REQUIRED TASK. All entries are to be quoted exactly; the images stay out of the copy.

Records from a collection of figures

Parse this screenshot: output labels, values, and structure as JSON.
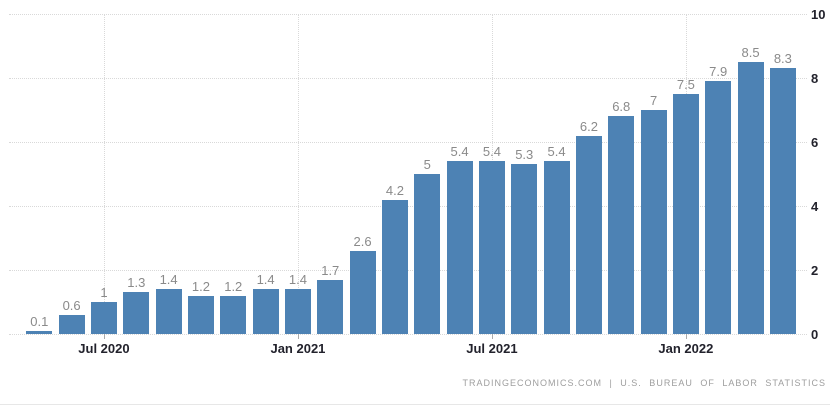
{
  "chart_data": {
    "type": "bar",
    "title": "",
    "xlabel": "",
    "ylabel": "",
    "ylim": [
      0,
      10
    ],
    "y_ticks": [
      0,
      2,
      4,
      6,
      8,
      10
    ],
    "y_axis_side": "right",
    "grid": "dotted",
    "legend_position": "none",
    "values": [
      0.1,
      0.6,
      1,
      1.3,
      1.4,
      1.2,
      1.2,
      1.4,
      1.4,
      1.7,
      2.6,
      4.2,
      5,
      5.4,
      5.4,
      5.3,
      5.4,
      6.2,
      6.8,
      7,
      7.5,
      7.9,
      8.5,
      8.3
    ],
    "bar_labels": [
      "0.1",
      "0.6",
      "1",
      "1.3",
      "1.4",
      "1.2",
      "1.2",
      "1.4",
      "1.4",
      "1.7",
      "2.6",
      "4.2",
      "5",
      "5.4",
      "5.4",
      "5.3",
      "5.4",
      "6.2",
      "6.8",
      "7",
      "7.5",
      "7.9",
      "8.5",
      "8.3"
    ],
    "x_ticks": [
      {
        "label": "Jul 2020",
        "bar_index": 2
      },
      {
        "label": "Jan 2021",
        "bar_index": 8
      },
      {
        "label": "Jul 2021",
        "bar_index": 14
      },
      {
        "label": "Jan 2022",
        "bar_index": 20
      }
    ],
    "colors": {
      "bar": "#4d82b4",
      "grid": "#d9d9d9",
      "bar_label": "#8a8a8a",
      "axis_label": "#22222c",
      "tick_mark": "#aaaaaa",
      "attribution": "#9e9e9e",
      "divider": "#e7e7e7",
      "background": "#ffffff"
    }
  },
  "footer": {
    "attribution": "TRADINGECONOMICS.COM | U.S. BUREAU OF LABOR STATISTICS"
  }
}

REPLY TO THE EXERCISE.
Parse this screenshot: output labels, values, and structure as JSON.
{
  "chart_data": {
    "type": "bar",
    "title": "",
    "xlabel": "",
    "ylabel": "",
    "ylim": [
      0,
      10
    ],
    "y_ticks": [
      0,
      2,
      4,
      6,
      8,
      10
    ],
    "y_axis_side": "right",
    "grid": "dotted",
    "legend_position": "none",
    "values": [
      0.1,
      0.6,
      1,
      1.3,
      1.4,
      1.2,
      1.2,
      1.4,
      1.4,
      1.7,
      2.6,
      4.2,
      5,
      5.4,
      5.4,
      5.3,
      5.4,
      6.2,
      6.8,
      7,
      7.5,
      7.9,
      8.5,
      8.3
    ],
    "bar_labels": [
      "0.1",
      "0.6",
      "1",
      "1.3",
      "1.4",
      "1.2",
      "1.2",
      "1.4",
      "1.4",
      "1.7",
      "2.6",
      "4.2",
      "5",
      "5.4",
      "5.4",
      "5.3",
      "5.4",
      "6.2",
      "6.8",
      "7",
      "7.5",
      "7.9",
      "8.5",
      "8.3"
    ],
    "x_ticks": [
      {
        "label": "Jul 2020",
        "bar_index": 2
      },
      {
        "label": "Jan 2021",
        "bar_index": 8
      },
      {
        "label": "Jul 2021",
        "bar_index": 14
      },
      {
        "label": "Jan 2022",
        "bar_index": 20
      }
    ],
    "colors": {
      "bar": "#4d82b4",
      "grid": "#d9d9d9",
      "bar_label": "#8a8a8a",
      "axis_label": "#22222c",
      "tick_mark": "#aaaaaa",
      "attribution": "#9e9e9e",
      "divider": "#e7e7e7",
      "background": "#ffffff"
    }
  },
  "footer": {
    "attribution": "TRADINGECONOMICS.COM | U.S. BUREAU OF LABOR STATISTICS"
  }
}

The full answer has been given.